**OBJECTIVE:** Word for word, repeat the entries, minus the pictures.

**DATA RECORDS:**
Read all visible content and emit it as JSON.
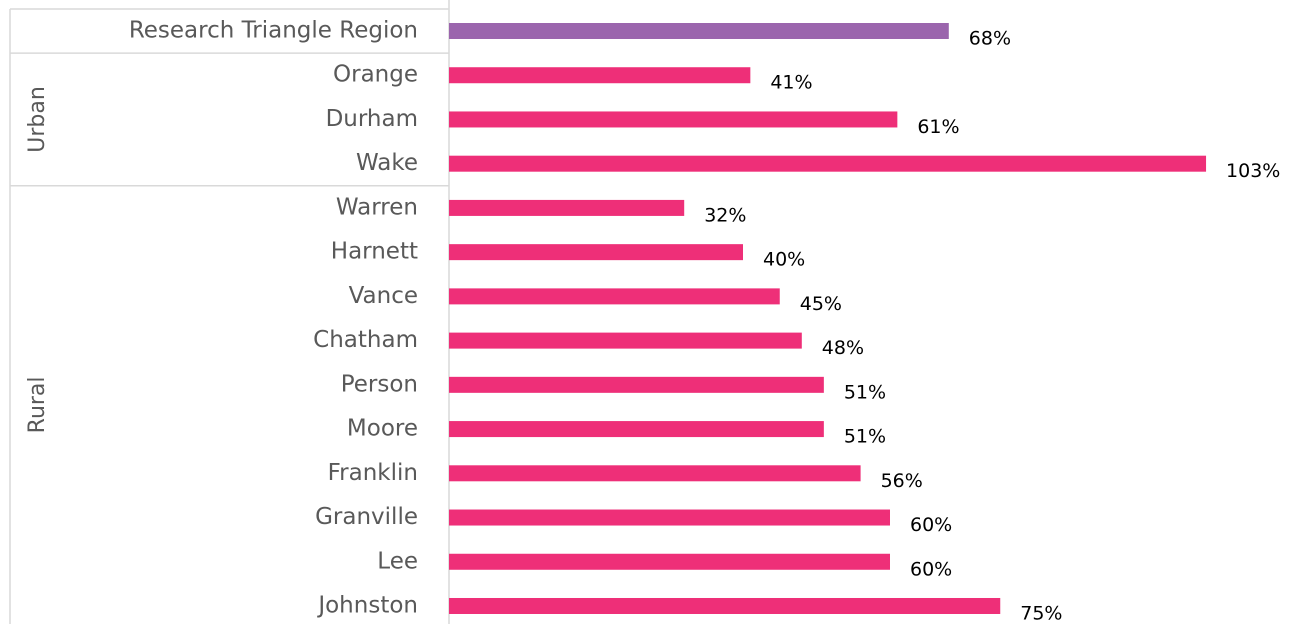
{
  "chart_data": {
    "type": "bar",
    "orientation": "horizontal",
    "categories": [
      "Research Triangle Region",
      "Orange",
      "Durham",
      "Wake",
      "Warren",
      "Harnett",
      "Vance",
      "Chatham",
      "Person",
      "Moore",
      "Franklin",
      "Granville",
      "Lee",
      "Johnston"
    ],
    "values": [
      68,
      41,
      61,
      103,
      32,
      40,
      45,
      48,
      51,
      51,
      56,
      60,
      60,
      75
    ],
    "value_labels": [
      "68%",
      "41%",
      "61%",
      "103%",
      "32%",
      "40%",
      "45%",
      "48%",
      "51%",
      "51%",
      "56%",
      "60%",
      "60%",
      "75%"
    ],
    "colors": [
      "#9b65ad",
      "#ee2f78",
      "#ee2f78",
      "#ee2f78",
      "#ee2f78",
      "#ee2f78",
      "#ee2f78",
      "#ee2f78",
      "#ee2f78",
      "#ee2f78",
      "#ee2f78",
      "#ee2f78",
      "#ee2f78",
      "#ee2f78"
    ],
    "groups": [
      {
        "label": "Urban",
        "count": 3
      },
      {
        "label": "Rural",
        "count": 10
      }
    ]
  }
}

**OUTPUT FOR THIS TASK:**
Read all visible content and emit it as JSON.
{
  "chart_data": {
    "type": "bar",
    "orientation": "horizontal",
    "categories": [
      "Research Triangle Region",
      "Orange",
      "Durham",
      "Wake",
      "Warren",
      "Harnett",
      "Vance",
      "Chatham",
      "Person",
      "Moore",
      "Franklin",
      "Granville",
      "Lee",
      "Johnston"
    ],
    "values": [
      68,
      41,
      61,
      103,
      32,
      40,
      45,
      48,
      51,
      51,
      56,
      60,
      60,
      75
    ],
    "value_labels": [
      "68%",
      "41%",
      "61%",
      "103%",
      "32%",
      "40%",
      "45%",
      "48%",
      "51%",
      "51%",
      "56%",
      "60%",
      "60%",
      "75%"
    ],
    "colors": [
      "#9b65ad",
      "#ee2f78",
      "#ee2f78",
      "#ee2f78",
      "#ee2f78",
      "#ee2f78",
      "#ee2f78",
      "#ee2f78",
      "#ee2f78",
      "#ee2f78",
      "#ee2f78",
      "#ee2f78",
      "#ee2f78",
      "#ee2f78"
    ],
    "groups": [
      {
        "label": "Urban",
        "count": 3
      },
      {
        "label": "Rural",
        "count": 10
      }
    ]
  }
}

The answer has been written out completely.